Output the records exactly as they appear, with no pictures included.

**Stored records:**
* * * *
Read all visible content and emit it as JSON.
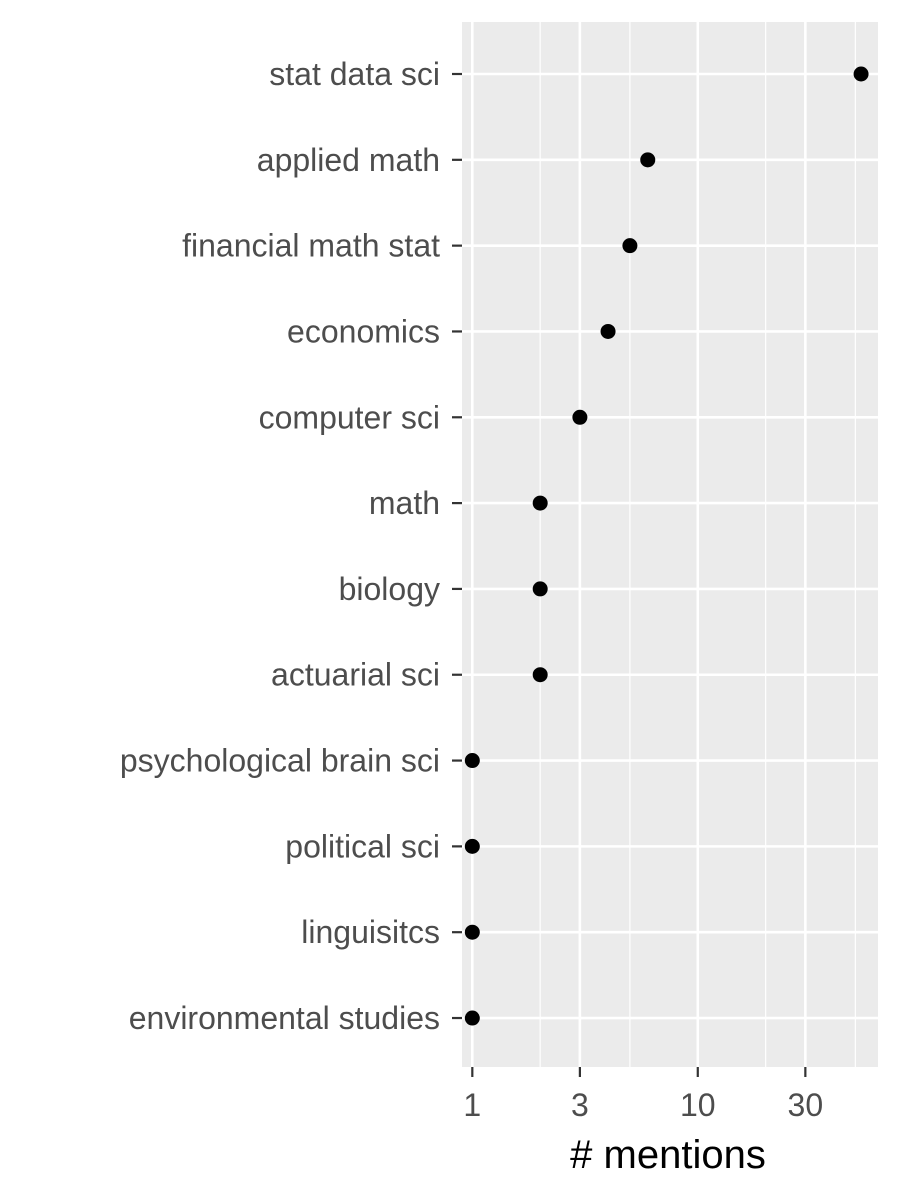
{
  "chart_data": {
    "type": "scatter",
    "xlabel": "# mentions",
    "ylabel": "",
    "title": "",
    "x_scale": "log10",
    "xlim": [
      0.9,
      63
    ],
    "x_ticks": [
      1,
      3,
      10,
      30
    ],
    "x_tick_labels": [
      "1",
      "3",
      "10",
      "30"
    ],
    "x_minor_ticks": [
      2,
      5,
      20,
      50
    ],
    "grid": true,
    "legend": "none",
    "categories": [
      "stat data sci",
      "applied math",
      "financial math stat",
      "economics",
      "computer sci",
      "math",
      "biology",
      "actuarial sci",
      "psychological brain sci",
      "political sci",
      "linguisitcs",
      "environmental studies"
    ],
    "values": [
      53,
      6,
      5,
      4,
      3,
      2,
      2,
      2,
      1,
      1,
      1,
      1
    ],
    "colors": {
      "panel": "#ebebeb",
      "grid": "#ffffff",
      "point": "#000000",
      "text": "#4d4d4d"
    }
  }
}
* * * *
**Final result:**
Read all visible content and emit it as JSON.
{
  "chart_data": {
    "type": "scatter",
    "xlabel": "# mentions",
    "ylabel": "",
    "title": "",
    "x_scale": "log10",
    "xlim": [
      0.9,
      63
    ],
    "x_ticks": [
      1,
      3,
      10,
      30
    ],
    "x_tick_labels": [
      "1",
      "3",
      "10",
      "30"
    ],
    "x_minor_ticks": [
      2,
      5,
      20,
      50
    ],
    "grid": true,
    "legend": "none",
    "categories": [
      "stat data sci",
      "applied math",
      "financial math stat",
      "economics",
      "computer sci",
      "math",
      "biology",
      "actuarial sci",
      "psychological brain sci",
      "political sci",
      "linguisitcs",
      "environmental studies"
    ],
    "values": [
      53,
      6,
      5,
      4,
      3,
      2,
      2,
      2,
      1,
      1,
      1,
      1
    ],
    "colors": {
      "panel": "#ebebeb",
      "grid": "#ffffff",
      "point": "#000000",
      "text": "#4d4d4d"
    }
  }
}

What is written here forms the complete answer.